• Exercise goal
Report how many lines below contain the word "Date". Give only the number.

Items from a dataset
================

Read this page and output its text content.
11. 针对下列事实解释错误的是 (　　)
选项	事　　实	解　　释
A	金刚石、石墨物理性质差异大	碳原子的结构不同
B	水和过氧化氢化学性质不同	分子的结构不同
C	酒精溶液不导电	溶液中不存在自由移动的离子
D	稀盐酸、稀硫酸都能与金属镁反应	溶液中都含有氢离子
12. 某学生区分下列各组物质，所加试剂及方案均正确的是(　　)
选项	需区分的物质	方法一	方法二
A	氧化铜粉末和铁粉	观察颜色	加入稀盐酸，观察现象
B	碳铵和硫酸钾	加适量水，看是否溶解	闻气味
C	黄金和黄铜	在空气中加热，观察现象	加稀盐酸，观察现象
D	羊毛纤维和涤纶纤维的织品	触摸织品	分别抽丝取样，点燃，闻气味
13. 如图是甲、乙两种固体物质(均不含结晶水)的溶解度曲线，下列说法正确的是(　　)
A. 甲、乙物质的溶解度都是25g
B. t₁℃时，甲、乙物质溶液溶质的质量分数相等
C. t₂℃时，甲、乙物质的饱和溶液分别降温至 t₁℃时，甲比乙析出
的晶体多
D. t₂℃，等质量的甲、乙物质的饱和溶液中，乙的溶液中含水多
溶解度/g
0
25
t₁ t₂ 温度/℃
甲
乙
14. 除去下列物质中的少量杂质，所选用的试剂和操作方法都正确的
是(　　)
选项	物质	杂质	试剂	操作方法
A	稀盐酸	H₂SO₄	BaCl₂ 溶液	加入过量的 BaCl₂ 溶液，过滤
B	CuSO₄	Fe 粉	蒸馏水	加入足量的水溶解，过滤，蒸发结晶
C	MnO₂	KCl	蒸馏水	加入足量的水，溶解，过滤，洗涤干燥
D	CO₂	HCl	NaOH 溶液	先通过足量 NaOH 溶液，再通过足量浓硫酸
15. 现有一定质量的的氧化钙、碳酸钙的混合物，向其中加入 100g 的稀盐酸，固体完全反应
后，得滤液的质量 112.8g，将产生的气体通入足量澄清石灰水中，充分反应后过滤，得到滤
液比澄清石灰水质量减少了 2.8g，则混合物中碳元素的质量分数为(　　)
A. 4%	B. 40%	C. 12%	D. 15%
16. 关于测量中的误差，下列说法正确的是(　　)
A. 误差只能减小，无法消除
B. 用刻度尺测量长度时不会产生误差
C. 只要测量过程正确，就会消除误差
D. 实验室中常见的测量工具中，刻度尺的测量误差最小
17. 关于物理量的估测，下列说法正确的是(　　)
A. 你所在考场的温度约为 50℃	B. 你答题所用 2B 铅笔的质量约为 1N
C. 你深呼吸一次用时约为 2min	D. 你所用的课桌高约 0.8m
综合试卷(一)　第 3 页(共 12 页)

================

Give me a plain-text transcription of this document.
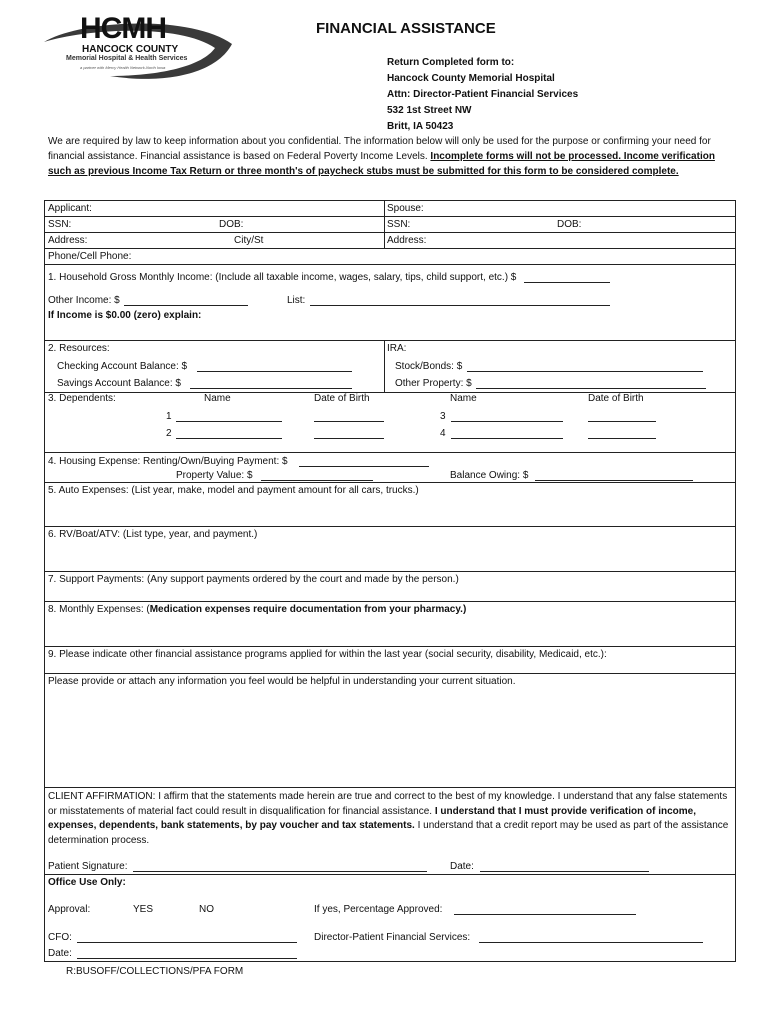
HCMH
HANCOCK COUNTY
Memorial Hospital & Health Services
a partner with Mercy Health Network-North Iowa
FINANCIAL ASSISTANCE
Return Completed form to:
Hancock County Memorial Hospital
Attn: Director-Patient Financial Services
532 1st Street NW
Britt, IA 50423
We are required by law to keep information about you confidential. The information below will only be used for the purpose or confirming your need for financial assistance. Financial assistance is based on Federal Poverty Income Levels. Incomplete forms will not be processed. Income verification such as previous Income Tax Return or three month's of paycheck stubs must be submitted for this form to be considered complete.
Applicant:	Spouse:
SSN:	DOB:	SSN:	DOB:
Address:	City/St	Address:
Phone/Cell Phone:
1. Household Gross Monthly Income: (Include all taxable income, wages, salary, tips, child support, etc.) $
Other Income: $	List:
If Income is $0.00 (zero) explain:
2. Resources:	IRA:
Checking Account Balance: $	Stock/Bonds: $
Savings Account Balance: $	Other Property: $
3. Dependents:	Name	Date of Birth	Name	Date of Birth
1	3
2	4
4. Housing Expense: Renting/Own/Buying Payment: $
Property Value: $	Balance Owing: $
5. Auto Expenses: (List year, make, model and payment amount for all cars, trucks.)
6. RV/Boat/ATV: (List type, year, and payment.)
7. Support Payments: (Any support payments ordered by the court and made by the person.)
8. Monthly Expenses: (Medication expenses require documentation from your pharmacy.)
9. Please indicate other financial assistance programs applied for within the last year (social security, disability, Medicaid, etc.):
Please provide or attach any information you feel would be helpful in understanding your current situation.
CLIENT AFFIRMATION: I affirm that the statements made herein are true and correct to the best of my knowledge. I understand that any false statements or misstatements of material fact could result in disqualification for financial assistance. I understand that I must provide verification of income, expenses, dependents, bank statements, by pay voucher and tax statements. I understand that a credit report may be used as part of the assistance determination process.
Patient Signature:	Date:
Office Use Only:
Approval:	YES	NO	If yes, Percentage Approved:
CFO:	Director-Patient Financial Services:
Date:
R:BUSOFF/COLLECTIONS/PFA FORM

================

• The reply
3